Dataset rows:
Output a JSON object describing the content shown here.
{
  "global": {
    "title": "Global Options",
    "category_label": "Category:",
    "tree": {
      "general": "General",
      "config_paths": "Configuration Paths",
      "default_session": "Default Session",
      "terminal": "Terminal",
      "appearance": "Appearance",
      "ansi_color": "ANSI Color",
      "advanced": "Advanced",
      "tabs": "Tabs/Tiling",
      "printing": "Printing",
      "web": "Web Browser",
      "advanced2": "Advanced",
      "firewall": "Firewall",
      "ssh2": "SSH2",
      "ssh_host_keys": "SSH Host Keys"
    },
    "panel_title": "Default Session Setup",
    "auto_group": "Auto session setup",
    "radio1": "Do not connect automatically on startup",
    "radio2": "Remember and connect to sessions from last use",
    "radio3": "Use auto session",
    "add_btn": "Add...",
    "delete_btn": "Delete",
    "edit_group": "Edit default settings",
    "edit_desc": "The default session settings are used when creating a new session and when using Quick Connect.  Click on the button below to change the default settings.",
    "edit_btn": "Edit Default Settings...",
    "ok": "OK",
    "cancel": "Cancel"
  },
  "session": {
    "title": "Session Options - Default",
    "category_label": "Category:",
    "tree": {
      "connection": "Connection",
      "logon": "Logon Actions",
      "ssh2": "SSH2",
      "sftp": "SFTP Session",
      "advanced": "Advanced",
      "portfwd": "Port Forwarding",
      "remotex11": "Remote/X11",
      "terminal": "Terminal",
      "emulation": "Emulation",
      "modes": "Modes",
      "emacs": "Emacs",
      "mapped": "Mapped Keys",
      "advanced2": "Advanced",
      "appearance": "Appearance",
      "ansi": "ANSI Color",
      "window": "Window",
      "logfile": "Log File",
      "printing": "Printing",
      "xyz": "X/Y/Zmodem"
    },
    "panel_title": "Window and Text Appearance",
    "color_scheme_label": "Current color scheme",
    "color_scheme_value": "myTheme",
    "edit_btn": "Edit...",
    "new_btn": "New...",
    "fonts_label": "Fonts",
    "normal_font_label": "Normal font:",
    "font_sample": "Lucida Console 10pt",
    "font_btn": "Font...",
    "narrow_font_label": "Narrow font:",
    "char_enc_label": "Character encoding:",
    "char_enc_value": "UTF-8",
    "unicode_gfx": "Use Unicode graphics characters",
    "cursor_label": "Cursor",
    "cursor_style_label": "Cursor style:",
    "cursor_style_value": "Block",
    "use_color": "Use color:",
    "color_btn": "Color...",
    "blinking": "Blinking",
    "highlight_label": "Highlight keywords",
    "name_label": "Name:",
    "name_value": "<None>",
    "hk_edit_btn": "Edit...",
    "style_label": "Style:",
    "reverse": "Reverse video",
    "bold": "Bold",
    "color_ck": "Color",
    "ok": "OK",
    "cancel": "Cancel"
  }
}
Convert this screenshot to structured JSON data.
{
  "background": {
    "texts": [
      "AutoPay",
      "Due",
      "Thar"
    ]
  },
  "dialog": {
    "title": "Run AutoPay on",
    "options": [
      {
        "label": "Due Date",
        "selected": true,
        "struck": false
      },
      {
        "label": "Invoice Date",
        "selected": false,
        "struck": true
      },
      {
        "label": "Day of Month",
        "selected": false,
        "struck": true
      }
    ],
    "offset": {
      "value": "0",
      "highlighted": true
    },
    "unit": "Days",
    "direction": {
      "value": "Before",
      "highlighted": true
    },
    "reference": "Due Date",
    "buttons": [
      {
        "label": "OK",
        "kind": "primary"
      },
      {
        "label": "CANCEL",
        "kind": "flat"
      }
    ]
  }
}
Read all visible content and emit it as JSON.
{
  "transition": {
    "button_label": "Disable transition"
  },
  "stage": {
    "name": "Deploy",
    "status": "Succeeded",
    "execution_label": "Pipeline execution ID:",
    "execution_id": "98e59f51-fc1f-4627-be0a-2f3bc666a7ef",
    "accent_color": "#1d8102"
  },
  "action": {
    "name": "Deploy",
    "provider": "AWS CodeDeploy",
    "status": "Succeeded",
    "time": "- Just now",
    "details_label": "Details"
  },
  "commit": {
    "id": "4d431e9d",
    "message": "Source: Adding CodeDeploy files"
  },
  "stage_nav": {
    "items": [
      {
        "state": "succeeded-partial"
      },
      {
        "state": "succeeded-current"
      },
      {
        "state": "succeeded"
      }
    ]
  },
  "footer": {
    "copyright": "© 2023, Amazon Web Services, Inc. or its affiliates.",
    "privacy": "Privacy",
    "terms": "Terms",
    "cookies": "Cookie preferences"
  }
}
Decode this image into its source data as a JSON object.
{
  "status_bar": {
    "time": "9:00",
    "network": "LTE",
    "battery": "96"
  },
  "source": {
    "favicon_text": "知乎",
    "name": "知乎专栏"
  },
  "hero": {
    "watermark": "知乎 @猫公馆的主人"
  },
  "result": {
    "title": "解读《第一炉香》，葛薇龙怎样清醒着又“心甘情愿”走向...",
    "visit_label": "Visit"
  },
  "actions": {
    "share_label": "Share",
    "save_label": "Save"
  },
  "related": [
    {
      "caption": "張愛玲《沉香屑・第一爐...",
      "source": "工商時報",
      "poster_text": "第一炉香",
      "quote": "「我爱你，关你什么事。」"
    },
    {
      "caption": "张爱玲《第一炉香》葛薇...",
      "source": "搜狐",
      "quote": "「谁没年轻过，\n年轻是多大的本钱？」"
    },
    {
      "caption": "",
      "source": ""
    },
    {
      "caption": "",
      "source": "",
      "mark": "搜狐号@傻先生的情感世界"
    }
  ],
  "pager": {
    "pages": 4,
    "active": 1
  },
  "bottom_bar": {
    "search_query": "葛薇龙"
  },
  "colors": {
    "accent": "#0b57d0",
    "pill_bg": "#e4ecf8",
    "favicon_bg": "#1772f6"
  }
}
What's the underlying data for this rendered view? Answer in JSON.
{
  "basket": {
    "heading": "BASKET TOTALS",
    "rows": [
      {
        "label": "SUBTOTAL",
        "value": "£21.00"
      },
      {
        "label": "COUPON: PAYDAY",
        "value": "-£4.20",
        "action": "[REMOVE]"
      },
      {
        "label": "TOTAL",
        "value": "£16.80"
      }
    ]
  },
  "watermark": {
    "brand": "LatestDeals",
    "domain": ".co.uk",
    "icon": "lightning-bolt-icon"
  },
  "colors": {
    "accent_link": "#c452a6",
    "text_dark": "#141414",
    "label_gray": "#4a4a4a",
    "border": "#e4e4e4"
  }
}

## TASK TO CARRY OUT
Print all of the entries again, exactly as written.

## EXERCISE ANSWER
Output a JSON object describing the content shown here.
{
  "global": {
    "title": "Global Options",
    "category_label": "Category:",
    "tree": {
      "general": "General",
      "config_paths": "Configuration Paths",
      "default_session": "Default Session",
      "terminal": "Terminal",
      "appearance": "Appearance",
      "ansi_color": "ANSI Color",
      "advanced": "Advanced",
      "tabs": "Tabs/Tiling",
      "printing": "Printing",
      "web": "Web Browser",
      "advanced2": "Advanced",
      "firewall": "Firewall",
      "ssh2": "SSH2",
      "ssh_host_keys": "SSH Host Keys"
    },
    "panel_title": "Default Session Setup",
    "auto_group": "Auto session setup",
    "radio1": "Do not connect automatically on startup",
    "radio2": "Remember and connect to sessions from last use",
    "radio3": "Use auto session",
    "add_btn": "Add...",
    "delete_btn": "Delete",
    "edit_group": "Edit default settings",
    "edit_desc": "The default session settings are used when creating a new session and when using Quick Connect.  Click on the button below to change the default settings.",
    "edit_btn": "Edit Default Settings...",
    "ok": "OK",
    "cancel": "Cancel"
  },
  "session": {
    "title": "Session Options - Default",
    "category_label": "Category:",
    "tree": {
      "connection": "Connection",
      "logon": "Logon Actions",
      "ssh2": "SSH2",
      "sftp": "SFTP Session",
      "advanced": "Advanced",
      "portfwd": "Port Forwarding",
      "remotex11": "Remote/X11",
      "terminal": "Terminal",
      "emulation": "Emulation",
      "modes": "Modes",
      "emacs": "Emacs",
      "mapped": "Mapped Keys",
      "advanced2": "Advanced",
      "appearance": "Appearance",
      "ansi": "ANSI Color",
      "window": "Window",
      "logfile": "Log File",
      "printing": "Printing",
      "xyz": "X/Y/Zmodem"
    },
    "panel_title": "Window and Text Appearance",
    "color_scheme_label": "Current color scheme",
    "color_scheme_value": "myTheme",
    "edit_btn": "Edit...",
    "new_btn": "New...",
    "fonts_label": "Fonts",
    "normal_font_label": "Normal font:",
    "font_sample": "Lucida Console 10pt",
    "font_btn": "Font...",
    "narrow_font_label": "Narrow font:",
    "char_enc_label": "Character encoding:",
    "char_enc_value": "UTF-8",
    "unicode_gfx": "Use Unicode graphics characters",
    "cursor_label": "Cursor",
    "cursor_style_label": "Cursor style:",
    "cursor_style_value": "Block",
    "use_color": "Use color:",
    "color_btn": "Color...",
    "blinking": "Blinking",
    "highlight_label": "Highlight keywords",
    "name_label": "Name:",
    "name_value": "<None>",
    "hk_edit_btn": "Edit...",
    "style_label": "Style:",
    "reverse": "Reverse video",
    "bold": "Bold",
    "color_ck": "Color",
    "ok": "OK",
    "cancel": "Cancel"
  }
}
Convert this screenshot to structured JSON data.
{
  "background": {
    "texts": [
      "AutoPay",
      "Due",
      "Thar"
    ]
  },
  "dialog": {
    "title": "Run AutoPay on",
    "options": [
      {
        "label": "Due Date",
        "selected": true,
        "struck": false
      },
      {
        "label": "Invoice Date",
        "selected": false,
        "struck": true
      },
      {
        "label": "Day of Month",
        "selected": false,
        "struck": true
      }
    ],
    "offset": {
      "value": "0",
      "highlighted": true
    },
    "unit": "Days",
    "direction": {
      "value": "Before",
      "highlighted": true
    },
    "reference": "Due Date",
    "buttons": [
      {
        "label": "OK",
        "kind": "primary"
      },
      {
        "label": "CANCEL",
        "kind": "flat"
      }
    ]
  }
}
Read all visible content and emit it as JSON.
{
  "transition": {
    "button_label": "Disable transition"
  },
  "stage": {
    "name": "Deploy",
    "status": "Succeeded",
    "execution_label": "Pipeline execution ID:",
    "execution_id": "98e59f51-fc1f-4627-be0a-2f3bc666a7ef",
    "accent_color": "#1d8102"
  },
  "action": {
    "name": "Deploy",
    "provider": "AWS CodeDeploy",
    "status": "Succeeded",
    "time": "- Just now",
    "details_label": "Details"
  },
  "commit": {
    "id": "4d431e9d",
    "message": "Source: Adding CodeDeploy files"
  },
  "stage_nav": {
    "items": [
      {
        "state": "succeeded-partial"
      },
      {
        "state": "succeeded-current"
      },
      {
        "state": "succeeded"
      }
    ]
  },
  "footer": {
    "copyright": "© 2023, Amazon Web Services, Inc. or its affiliates.",
    "privacy": "Privacy",
    "terms": "Terms",
    "cookies": "Cookie preferences"
  }
}
Decode this image into its source data as a JSON object.
{
  "status_bar": {
    "time": "9:00",
    "network": "LTE",
    "battery": "96"
  },
  "source": {
    "favicon_text": "知乎",
    "name": "知乎专栏"
  },
  "hero": {
    "watermark": "知乎 @猫公馆的主人"
  },
  "result": {
    "title": "解读《第一炉香》，葛薇龙怎样清醒着又“心甘情愿”走向...",
    "visit_label": "Visit"
  },
  "actions": {
    "share_label": "Share",
    "save_label": "Save"
  },
  "related": [
    {
      "caption": "張愛玲《沉香屑・第一爐...",
      "source": "工商時報",
      "poster_text": "第一炉香",
      "quote": "「我爱你，关你什么事。」"
    },
    {
      "caption": "张爱玲《第一炉香》葛薇...",
      "source": "搜狐",
      "quote": "「谁没年轻过，\n年轻是多大的本钱？」"
    },
    {
      "caption": "",
      "source": ""
    },
    {
      "caption": "",
      "source": "",
      "mark": "搜狐号@傻先生的情感世界"
    }
  ],
  "pager": {
    "pages": 4,
    "active": 1
  },
  "bottom_bar": {
    "search_query": "葛薇龙"
  },
  "colors": {
    "accent": "#0b57d0",
    "pill_bg": "#e4ecf8",
    "favicon_bg": "#1772f6"
  }
}
What's the underlying data for this rendered view? Answer in JSON.
{
  "basket": {
    "heading": "BASKET TOTALS",
    "rows": [
      {
        "label": "SUBTOTAL",
        "value": "£21.00"
      },
      {
        "label": "COUPON: PAYDAY",
        "value": "-£4.20",
        "action": "[REMOVE]"
      },
      {
        "label": "TOTAL",
        "value": "£16.80"
      }
    ]
  },
  "watermark": {
    "brand": "LatestDeals",
    "domain": ".co.uk",
    "icon": "lightning-bolt-icon"
  },
  "colors": {
    "accent_link": "#c452a6",
    "text_dark": "#141414",
    "label_gray": "#4a4a4a",
    "border": "#e4e4e4"
  }
}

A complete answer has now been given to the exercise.